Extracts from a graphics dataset
— Start —

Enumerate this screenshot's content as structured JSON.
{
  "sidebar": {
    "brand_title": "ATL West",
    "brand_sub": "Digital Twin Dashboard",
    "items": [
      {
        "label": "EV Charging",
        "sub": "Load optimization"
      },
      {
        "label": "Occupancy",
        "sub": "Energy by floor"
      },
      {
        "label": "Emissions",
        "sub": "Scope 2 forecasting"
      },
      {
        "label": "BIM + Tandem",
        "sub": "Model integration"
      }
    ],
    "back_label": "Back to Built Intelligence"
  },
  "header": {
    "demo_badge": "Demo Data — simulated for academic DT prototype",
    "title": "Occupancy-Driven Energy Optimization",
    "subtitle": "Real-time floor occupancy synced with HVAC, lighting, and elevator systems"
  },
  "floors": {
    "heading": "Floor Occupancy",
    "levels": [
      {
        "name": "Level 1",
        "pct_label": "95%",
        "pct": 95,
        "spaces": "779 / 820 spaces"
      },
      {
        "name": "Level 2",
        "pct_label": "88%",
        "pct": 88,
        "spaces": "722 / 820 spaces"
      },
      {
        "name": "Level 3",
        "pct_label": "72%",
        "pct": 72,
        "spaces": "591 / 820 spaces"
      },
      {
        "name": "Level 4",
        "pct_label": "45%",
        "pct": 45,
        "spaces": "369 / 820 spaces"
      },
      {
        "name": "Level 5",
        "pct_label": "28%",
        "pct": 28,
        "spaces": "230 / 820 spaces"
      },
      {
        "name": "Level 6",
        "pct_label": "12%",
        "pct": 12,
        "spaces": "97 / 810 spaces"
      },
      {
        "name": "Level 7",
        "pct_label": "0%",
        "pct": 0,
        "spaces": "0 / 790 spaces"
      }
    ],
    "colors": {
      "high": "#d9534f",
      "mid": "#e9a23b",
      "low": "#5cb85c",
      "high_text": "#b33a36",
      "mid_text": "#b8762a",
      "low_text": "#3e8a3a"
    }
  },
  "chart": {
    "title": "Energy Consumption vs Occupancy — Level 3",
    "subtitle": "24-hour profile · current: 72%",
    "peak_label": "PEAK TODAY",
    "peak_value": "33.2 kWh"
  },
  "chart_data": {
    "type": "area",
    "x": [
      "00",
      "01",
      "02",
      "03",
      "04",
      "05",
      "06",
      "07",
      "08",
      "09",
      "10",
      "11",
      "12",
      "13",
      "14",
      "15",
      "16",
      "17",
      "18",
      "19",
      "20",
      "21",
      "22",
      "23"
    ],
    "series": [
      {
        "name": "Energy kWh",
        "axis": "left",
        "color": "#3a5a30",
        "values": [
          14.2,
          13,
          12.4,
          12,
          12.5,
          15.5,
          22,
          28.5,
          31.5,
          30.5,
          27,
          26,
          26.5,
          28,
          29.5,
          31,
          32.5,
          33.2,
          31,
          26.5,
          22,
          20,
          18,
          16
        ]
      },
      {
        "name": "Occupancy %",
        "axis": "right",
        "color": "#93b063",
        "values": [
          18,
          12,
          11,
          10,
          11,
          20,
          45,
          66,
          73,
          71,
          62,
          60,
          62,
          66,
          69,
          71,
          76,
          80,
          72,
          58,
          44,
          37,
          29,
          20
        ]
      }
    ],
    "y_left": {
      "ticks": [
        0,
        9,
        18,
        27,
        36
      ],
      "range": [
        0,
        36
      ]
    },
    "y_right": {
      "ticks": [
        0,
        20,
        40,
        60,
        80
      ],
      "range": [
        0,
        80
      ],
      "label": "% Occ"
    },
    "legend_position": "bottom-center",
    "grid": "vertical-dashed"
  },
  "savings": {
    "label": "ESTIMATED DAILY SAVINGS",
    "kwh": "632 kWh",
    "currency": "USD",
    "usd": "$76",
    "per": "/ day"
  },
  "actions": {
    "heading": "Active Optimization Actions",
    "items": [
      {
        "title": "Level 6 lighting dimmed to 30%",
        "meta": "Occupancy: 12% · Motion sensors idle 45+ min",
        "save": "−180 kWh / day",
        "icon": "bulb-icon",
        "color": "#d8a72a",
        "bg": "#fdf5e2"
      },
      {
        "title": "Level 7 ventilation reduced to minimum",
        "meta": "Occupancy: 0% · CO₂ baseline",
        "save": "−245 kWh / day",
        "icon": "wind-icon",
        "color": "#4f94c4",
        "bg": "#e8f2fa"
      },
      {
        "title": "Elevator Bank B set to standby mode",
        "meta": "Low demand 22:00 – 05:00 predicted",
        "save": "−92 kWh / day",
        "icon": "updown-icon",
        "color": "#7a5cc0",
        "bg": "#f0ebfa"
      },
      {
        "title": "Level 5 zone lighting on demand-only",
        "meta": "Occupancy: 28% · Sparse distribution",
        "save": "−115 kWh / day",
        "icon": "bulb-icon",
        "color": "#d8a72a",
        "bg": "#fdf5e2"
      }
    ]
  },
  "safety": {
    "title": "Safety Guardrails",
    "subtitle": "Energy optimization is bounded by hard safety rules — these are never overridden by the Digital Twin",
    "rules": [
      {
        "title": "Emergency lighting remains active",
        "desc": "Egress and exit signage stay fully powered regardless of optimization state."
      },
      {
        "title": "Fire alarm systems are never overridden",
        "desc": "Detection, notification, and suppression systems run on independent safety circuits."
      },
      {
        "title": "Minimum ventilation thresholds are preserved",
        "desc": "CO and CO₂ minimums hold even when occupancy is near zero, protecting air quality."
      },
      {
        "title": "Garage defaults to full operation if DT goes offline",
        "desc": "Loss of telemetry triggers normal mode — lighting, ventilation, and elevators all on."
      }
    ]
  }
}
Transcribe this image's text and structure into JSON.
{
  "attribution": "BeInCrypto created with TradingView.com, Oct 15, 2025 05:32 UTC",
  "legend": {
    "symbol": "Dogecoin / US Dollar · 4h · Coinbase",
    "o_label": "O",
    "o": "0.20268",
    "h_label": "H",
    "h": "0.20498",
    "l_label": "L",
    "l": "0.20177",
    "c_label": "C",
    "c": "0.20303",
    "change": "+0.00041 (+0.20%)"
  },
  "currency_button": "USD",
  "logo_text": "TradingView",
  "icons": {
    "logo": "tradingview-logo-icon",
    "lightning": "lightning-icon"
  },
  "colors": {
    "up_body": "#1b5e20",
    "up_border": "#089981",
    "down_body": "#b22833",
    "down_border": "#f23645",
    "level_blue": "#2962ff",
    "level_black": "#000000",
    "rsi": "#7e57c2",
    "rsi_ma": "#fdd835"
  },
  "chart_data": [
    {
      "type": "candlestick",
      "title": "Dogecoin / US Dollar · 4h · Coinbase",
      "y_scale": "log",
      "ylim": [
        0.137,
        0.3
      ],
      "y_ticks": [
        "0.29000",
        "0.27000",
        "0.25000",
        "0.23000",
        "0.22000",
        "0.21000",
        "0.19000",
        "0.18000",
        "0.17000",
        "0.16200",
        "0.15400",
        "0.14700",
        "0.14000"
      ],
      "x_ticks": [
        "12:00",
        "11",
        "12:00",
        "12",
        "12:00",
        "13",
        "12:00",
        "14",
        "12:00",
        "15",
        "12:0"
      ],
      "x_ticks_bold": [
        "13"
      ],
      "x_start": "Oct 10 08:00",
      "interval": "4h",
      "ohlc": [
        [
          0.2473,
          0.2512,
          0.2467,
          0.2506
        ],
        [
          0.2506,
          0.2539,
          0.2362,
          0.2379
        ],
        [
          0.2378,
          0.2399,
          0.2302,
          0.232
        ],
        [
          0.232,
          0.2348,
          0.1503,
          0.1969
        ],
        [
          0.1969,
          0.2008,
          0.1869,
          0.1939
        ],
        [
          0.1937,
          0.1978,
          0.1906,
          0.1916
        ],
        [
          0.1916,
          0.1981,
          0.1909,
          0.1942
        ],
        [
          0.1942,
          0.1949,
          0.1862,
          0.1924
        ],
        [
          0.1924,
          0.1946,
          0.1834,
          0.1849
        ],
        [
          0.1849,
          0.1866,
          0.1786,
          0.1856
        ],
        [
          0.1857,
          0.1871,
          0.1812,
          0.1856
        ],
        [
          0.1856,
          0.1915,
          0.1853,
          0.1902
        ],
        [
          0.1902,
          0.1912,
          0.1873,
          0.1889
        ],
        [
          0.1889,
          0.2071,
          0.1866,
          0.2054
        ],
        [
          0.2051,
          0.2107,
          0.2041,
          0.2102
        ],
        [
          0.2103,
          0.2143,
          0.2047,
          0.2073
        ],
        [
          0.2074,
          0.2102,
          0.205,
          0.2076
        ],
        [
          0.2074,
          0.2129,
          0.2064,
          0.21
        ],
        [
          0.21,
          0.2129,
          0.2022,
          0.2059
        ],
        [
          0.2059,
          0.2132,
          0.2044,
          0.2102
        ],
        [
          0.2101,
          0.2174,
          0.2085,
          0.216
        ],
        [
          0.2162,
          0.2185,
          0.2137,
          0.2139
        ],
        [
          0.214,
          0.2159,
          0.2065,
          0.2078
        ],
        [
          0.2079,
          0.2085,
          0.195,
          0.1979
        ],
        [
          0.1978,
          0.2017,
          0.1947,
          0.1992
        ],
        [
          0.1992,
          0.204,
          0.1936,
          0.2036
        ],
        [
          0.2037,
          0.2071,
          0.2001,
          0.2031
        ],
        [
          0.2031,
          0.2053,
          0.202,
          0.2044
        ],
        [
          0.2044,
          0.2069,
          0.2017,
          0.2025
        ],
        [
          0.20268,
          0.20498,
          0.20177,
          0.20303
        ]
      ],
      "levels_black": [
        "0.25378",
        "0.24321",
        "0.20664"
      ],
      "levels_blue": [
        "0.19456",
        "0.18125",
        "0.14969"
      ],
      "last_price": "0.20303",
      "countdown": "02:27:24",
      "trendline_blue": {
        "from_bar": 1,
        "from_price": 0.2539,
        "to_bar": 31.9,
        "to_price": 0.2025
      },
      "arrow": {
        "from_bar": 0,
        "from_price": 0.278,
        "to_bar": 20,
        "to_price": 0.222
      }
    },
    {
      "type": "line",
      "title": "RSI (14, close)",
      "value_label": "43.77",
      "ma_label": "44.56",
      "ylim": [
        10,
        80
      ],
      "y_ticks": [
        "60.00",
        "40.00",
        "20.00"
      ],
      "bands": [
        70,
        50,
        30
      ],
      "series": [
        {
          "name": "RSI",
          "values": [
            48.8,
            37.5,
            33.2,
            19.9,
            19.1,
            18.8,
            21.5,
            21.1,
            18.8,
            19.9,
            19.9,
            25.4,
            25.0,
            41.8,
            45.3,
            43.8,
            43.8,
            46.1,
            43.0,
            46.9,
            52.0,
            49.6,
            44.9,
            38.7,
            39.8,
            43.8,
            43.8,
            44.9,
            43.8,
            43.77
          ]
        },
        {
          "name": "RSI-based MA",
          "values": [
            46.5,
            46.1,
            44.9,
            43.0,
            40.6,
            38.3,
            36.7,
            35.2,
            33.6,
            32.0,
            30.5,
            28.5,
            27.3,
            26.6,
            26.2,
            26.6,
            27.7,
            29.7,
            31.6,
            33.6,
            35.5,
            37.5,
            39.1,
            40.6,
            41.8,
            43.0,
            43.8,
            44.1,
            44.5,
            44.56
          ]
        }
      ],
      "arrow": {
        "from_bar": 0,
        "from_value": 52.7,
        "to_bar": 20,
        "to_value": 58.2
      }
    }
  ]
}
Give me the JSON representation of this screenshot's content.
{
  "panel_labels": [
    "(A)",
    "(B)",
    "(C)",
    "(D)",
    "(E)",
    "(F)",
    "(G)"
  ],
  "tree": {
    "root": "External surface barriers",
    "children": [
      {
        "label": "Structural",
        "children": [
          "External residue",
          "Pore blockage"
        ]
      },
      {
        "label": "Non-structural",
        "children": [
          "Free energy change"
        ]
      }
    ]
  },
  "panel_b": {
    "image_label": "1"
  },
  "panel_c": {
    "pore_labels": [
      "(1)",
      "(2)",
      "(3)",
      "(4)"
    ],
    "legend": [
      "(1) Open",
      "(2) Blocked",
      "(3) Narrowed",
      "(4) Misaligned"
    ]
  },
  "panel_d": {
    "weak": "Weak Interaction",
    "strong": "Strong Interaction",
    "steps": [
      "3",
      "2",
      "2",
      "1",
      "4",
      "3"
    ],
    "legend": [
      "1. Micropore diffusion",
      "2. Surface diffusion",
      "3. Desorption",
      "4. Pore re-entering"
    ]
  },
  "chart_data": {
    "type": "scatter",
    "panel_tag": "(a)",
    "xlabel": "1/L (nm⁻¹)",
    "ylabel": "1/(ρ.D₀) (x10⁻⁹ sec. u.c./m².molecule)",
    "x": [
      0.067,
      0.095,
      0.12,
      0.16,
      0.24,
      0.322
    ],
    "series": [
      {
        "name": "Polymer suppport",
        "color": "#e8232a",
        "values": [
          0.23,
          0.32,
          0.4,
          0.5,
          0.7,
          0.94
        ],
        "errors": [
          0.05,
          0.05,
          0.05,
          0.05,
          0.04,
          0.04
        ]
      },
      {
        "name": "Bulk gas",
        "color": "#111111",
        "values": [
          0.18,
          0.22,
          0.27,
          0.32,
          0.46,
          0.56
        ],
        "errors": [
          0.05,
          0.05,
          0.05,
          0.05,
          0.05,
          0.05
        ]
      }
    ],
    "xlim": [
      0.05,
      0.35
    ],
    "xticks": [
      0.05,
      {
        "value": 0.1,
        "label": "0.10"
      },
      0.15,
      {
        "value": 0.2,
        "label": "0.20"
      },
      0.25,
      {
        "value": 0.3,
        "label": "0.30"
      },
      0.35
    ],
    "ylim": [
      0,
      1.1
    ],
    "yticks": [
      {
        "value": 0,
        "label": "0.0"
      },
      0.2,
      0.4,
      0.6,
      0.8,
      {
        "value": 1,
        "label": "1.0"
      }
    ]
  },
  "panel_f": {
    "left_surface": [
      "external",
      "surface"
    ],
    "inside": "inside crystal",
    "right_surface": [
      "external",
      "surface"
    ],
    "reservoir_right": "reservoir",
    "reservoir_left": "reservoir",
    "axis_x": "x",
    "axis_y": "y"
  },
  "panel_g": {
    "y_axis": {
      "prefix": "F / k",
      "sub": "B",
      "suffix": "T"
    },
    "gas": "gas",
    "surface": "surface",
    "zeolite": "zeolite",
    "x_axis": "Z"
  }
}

— End —

__Short task__
Wherever the word "systems" occurs in a line of the listing, copy that line.

__Solution for this task__
    "subtitle": "Real-time floor occupancy synced with HVAC, lighting, and elevator systems"
        "title": "Fire alarm systems are never overridden",
        "desc": "Detection, notification, and suppression systems run on independent safety circuits."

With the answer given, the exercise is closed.